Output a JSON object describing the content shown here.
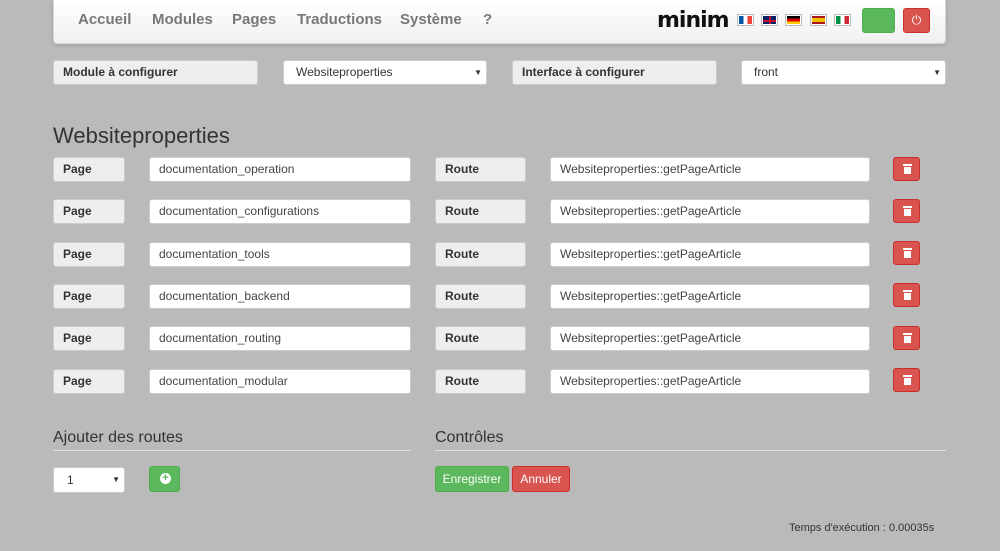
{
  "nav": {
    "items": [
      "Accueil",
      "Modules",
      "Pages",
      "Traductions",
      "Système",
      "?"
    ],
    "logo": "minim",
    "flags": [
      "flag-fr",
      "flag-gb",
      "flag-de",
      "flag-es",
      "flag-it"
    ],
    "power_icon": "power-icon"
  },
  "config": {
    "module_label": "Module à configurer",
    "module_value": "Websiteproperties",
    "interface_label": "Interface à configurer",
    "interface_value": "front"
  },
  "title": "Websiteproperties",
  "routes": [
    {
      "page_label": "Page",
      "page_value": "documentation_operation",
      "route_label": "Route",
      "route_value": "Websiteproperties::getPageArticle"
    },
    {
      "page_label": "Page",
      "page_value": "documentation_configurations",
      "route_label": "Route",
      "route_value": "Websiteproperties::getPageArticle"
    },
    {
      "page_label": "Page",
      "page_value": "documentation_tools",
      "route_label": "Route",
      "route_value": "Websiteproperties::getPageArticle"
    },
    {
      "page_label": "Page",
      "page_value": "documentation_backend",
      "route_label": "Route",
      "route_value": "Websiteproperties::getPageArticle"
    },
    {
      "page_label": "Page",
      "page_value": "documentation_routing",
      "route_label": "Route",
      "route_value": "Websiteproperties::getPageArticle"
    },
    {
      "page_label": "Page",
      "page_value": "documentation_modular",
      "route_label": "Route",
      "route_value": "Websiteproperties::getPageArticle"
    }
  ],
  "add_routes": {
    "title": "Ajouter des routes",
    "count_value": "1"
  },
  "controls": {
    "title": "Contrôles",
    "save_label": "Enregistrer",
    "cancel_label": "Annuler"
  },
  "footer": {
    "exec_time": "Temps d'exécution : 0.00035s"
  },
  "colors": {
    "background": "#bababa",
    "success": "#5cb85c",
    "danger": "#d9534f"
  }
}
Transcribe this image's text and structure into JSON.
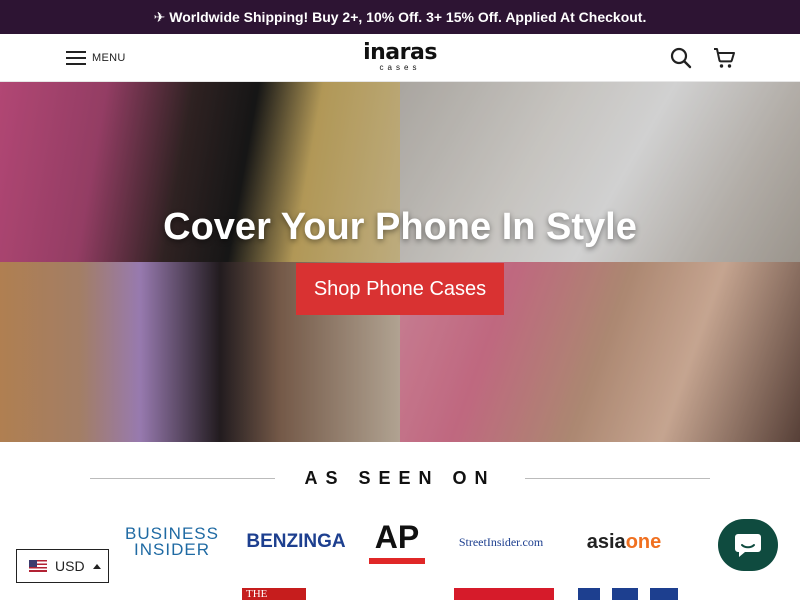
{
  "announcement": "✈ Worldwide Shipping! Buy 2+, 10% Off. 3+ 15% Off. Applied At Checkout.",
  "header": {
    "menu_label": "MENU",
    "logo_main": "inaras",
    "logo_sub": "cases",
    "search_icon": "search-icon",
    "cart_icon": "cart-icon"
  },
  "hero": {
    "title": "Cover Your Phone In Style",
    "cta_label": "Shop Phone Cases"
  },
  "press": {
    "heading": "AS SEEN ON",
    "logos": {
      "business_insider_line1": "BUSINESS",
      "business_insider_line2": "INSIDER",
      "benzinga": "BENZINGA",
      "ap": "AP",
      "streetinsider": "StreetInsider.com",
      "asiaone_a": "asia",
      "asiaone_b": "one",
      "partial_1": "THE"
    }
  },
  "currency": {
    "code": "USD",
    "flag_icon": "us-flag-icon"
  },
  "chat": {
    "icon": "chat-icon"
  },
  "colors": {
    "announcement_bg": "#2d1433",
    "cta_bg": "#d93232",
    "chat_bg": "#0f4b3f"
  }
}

#####

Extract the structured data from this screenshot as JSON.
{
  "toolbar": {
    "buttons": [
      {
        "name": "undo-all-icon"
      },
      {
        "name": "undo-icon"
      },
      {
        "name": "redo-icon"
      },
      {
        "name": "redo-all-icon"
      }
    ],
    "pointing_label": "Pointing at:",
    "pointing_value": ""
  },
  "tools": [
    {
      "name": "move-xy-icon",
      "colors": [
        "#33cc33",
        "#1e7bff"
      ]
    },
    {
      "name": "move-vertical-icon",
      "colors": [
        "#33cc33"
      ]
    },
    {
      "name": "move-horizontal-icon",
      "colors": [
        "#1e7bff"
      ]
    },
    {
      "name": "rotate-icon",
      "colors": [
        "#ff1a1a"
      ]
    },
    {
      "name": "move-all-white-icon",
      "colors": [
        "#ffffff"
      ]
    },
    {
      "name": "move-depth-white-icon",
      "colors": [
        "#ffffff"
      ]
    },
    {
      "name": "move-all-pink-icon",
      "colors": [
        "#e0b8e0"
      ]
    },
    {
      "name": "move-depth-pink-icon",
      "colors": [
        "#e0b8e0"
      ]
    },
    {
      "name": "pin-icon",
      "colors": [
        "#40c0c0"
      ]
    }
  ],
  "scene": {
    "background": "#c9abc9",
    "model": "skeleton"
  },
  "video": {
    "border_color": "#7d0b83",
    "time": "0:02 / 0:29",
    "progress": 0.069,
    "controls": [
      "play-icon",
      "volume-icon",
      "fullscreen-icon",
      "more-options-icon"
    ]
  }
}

#####

- Instruction: Pull out all lines from the listing that contain the string "background".

- The output:
    "background": "#bababa",
    "background": "#c9abc9",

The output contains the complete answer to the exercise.